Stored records
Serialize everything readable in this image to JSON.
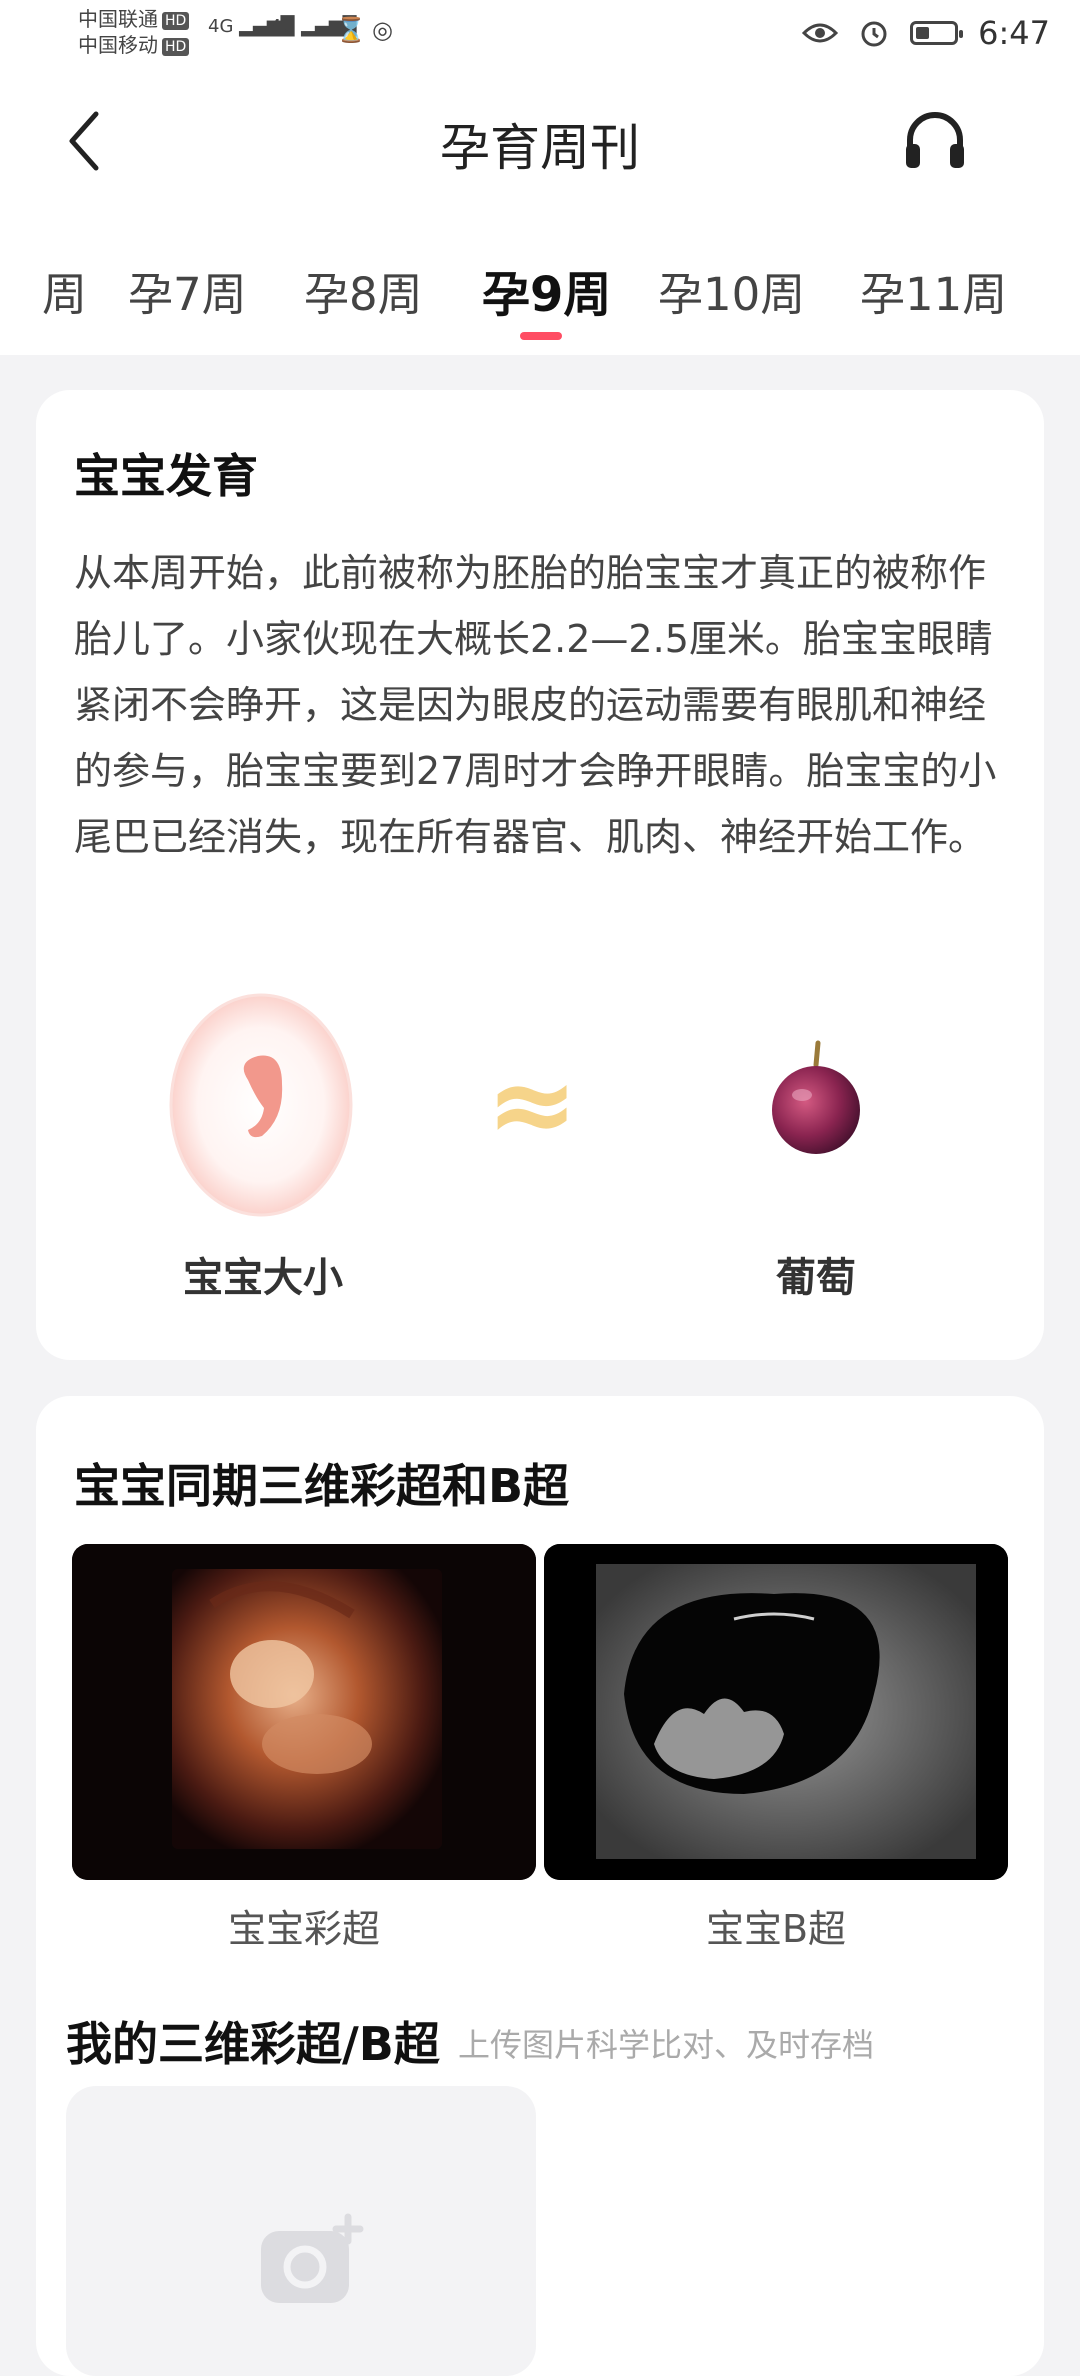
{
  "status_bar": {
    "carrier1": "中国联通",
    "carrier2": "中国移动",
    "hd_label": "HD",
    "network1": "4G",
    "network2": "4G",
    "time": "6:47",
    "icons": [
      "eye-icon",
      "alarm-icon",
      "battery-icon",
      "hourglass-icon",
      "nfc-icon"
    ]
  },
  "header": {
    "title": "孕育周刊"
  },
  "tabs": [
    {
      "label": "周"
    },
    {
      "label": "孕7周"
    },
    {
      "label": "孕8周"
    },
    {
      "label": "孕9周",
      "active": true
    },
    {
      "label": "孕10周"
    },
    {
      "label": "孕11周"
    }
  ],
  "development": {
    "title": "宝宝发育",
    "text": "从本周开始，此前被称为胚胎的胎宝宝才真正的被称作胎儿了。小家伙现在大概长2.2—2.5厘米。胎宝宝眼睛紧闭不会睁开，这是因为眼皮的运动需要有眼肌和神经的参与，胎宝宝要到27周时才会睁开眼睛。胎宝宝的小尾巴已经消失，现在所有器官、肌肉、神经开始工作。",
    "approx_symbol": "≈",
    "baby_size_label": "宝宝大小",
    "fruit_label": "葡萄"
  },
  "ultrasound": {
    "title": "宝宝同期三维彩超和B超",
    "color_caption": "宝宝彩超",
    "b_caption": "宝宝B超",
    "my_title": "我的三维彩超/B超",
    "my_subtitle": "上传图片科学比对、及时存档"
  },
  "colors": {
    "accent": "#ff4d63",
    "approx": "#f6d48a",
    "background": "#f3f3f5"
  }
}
--
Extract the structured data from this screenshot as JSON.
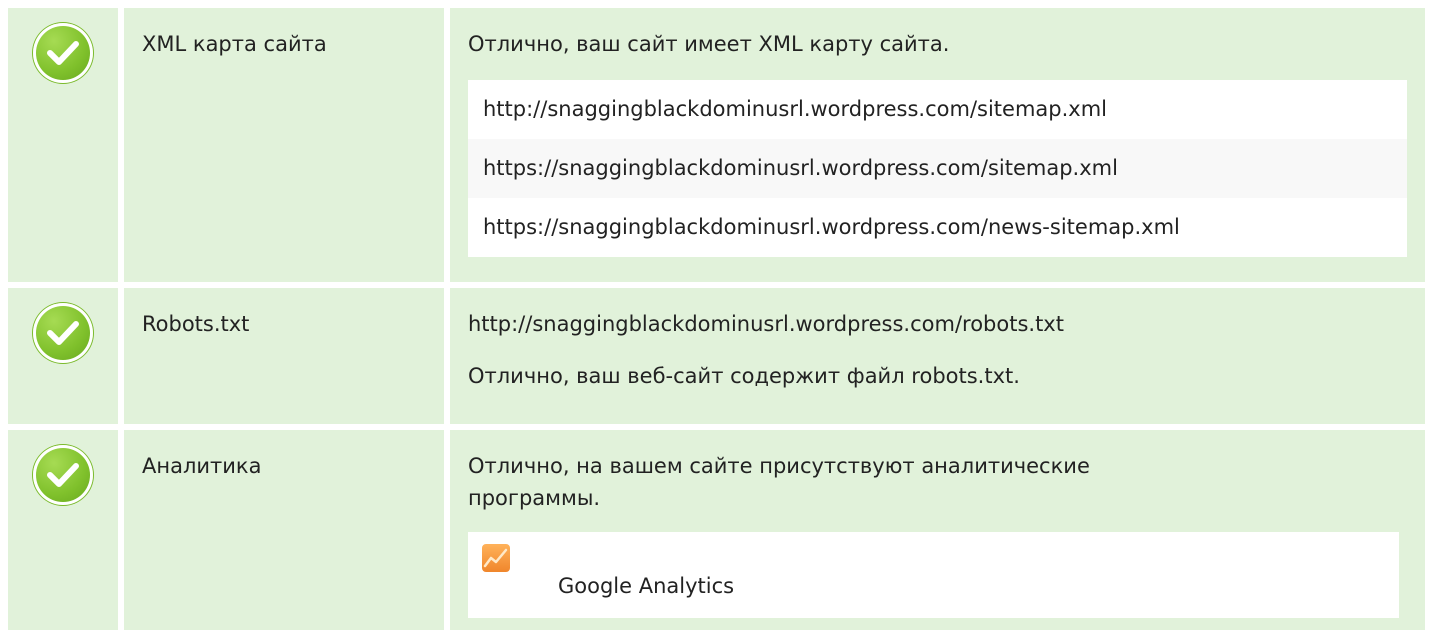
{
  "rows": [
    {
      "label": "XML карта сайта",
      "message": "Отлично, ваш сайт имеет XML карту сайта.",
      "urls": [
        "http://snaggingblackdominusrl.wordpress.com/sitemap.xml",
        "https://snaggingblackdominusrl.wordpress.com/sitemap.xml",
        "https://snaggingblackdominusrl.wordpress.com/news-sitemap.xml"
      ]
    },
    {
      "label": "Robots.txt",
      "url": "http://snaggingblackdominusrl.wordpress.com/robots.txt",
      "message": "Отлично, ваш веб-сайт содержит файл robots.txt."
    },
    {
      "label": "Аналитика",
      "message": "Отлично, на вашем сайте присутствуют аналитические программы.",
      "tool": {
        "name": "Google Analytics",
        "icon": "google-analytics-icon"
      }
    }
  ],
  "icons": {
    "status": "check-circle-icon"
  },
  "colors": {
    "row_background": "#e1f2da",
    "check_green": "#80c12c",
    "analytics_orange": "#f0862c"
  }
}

- Goal of the exercise
Find the lines above that contain the word "this" and collect them.

- Task output
Serialize everything readable in this image to JSON.
Extract the structured data from this screenshot as JSON.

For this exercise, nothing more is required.